### EXERCISE AIM
Without including any pictures, write out all the entries exactly.

╭─ DATA SHOWN

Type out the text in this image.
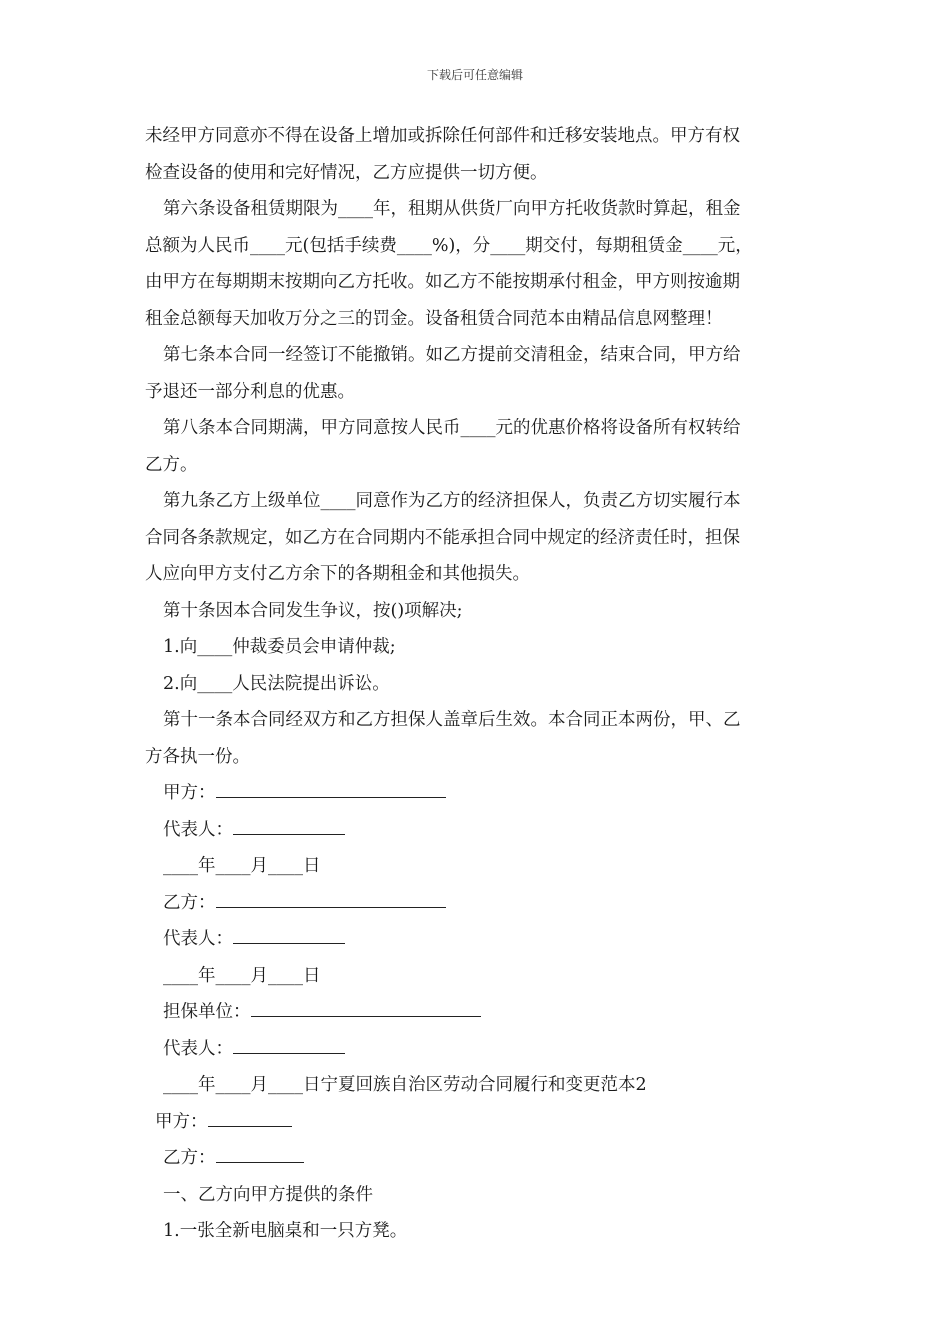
下载后可任意编辑
未经甲方同意亦不得在设备上增加或拆除任何部件和迁移安装地点。甲方有权
检查设备的使用和完好情况，乙方应提供一切方便。
第六条设备租赁期限为____年，租期从供货厂向甲方托收货款时算起，租金
总额为人民币____元(包括手续费____%)，分____期交付，每期租赁金____元，
由甲方在每期期末按期向乙方托收。如乙方不能按期承付租金，甲方则按逾期
租金总额每天加收万分之三的罚金。设备租赁合同范本由精品信息网整理！
第七条本合同一经签订不能撤销。如乙方提前交清租金，结束合同，甲方给
予退还一部分利息的优惠。
第八条本合同期满，甲方同意按人民币____元的优惠价格将设备所有权转给
乙方。
第九条乙方上级单位____同意作为乙方的经济担保人，负责乙方切实履行本
合同各条款规定，如乙方在合同期内不能承担合同中规定的经济责任时，担保
人应向甲方支付乙方余下的各期租金和其他损失。
第十条因本合同发生争议，按()项解决;
1.向____仲裁委员会申请仲裁;
2.向____人民法院提出诉讼。
第十一条本合同经双方和乙方担保人盖章后生效。本合同正本两份，甲、乙
方各执一份。
甲方：
代表人：
____年____月____日
乙方：
代表人：
____年____月____日
担保单位：
代表人：
____年____月____日宁夏回族自治区劳动合同履行和变更范本2
甲方：
乙方：
一、乙方向甲方提供的条件
1.一张全新电脑桌和一只方凳。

╰─

### RESPONSE TO THIS TASK
Type out the text in this image.
下载后可任意编辑
未经甲方同意亦不得在设备上增加或拆除任何部件和迁移安装地点。甲方有权
检查设备的使用和完好情况，乙方应提供一切方便。
第六条设备租赁期限为____年，租期从供货厂向甲方托收货款时算起，租金
总额为人民币____元(包括手续费____%)，分____期交付，每期租赁金____元，
由甲方在每期期末按期向乙方托收。如乙方不能按期承付租金，甲方则按逾期
租金总额每天加收万分之三的罚金。设备租赁合同范本由精品信息网整理！
第七条本合同一经签订不能撤销。如乙方提前交清租金，结束合同，甲方给
予退还一部分利息的优惠。
第八条本合同期满，甲方同意按人民币____元的优惠价格将设备所有权转给
乙方。
第九条乙方上级单位____同意作为乙方的经济担保人，负责乙方切实履行本
合同各条款规定，如乙方在合同期内不能承担合同中规定的经济责任时，担保
人应向甲方支付乙方余下的各期租金和其他损失。
第十条因本合同发生争议，按()项解决;
1.向____仲裁委员会申请仲裁;
2.向____人民法院提出诉讼。
第十一条本合同经双方和乙方担保人盖章后生效。本合同正本两份，甲、乙
方各执一份。
甲方：
代表人：
____年____月____日
乙方：
代表人：
____年____月____日
担保单位：
代表人：
____年____月____日宁夏回族自治区劳动合同履行和变更范本2
甲方：
乙方：
一、乙方向甲方提供的条件
1.一张全新电脑桌和一只方凳。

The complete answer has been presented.